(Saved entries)
** START **

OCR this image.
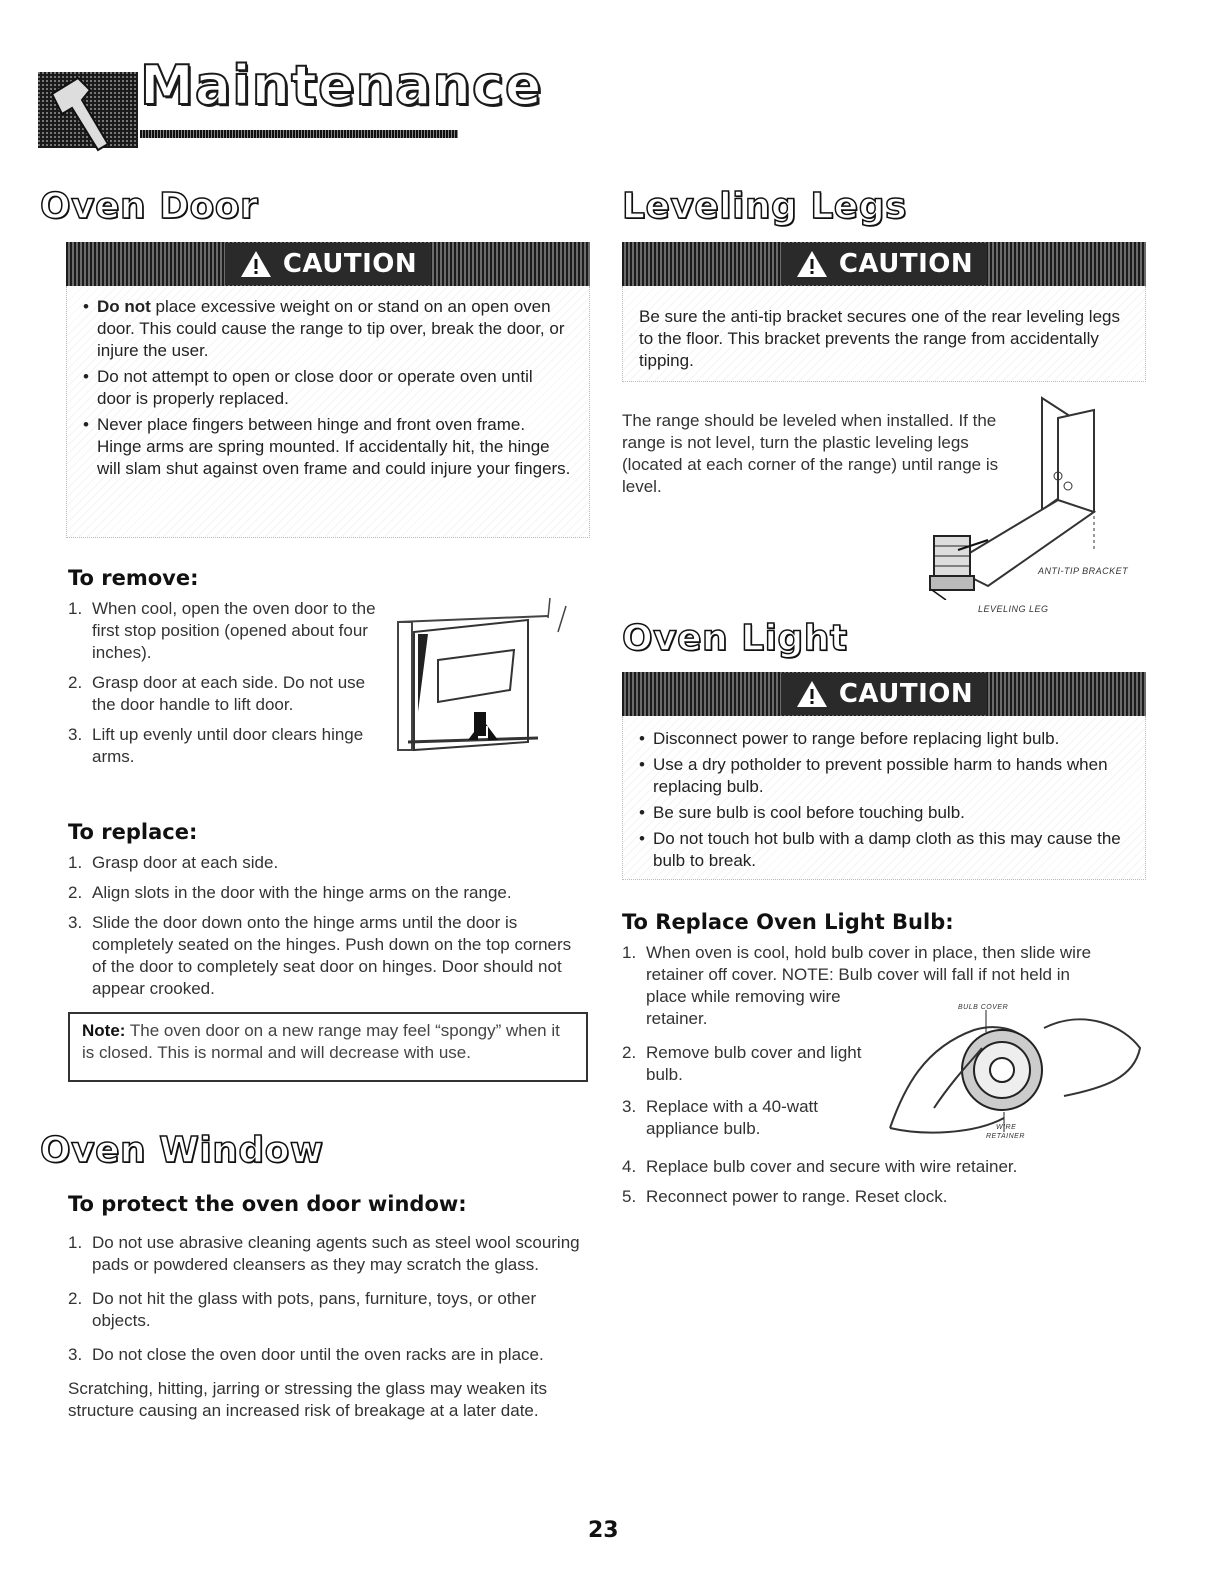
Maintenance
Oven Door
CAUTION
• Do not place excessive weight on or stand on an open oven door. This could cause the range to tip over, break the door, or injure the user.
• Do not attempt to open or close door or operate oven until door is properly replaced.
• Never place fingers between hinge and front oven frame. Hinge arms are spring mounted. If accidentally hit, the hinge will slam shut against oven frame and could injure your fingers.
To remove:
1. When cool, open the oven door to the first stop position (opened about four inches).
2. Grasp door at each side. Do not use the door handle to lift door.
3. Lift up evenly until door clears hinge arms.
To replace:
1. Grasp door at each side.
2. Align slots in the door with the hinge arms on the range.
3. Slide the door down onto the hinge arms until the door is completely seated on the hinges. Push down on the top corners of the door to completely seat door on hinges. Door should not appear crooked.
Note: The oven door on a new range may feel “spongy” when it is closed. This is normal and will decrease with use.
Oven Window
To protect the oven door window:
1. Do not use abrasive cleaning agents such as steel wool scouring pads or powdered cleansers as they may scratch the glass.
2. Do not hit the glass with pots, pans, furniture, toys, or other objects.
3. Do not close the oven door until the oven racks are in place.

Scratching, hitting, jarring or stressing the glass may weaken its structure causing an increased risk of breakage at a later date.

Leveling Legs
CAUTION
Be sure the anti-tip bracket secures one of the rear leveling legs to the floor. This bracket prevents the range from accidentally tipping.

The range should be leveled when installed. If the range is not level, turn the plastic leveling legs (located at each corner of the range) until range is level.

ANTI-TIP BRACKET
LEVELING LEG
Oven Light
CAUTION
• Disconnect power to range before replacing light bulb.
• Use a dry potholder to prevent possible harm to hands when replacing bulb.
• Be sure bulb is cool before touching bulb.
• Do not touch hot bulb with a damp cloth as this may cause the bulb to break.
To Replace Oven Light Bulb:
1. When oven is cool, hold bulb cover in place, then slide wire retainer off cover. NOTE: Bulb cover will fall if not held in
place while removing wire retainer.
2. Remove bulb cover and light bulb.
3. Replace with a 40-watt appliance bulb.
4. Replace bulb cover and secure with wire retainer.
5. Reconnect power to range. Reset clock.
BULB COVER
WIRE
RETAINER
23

** END **
** START **

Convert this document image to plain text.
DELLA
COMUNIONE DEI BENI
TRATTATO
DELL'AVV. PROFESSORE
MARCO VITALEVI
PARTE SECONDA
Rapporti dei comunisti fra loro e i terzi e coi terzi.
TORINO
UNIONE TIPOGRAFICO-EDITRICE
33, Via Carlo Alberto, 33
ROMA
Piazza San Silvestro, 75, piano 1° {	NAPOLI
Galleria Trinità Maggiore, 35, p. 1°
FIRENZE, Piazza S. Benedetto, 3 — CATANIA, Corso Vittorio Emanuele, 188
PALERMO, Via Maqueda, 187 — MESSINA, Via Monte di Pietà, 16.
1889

** END **

DIRECTIONS: Return each line that includes "sure".

COMPLETED EXERCISE:
Be sure the anti-tip bracket secures one of the rear leveling legs to the floor. This bracket prevents the range from accidentally tipping.
• Be sure bulb is cool before touching bulb.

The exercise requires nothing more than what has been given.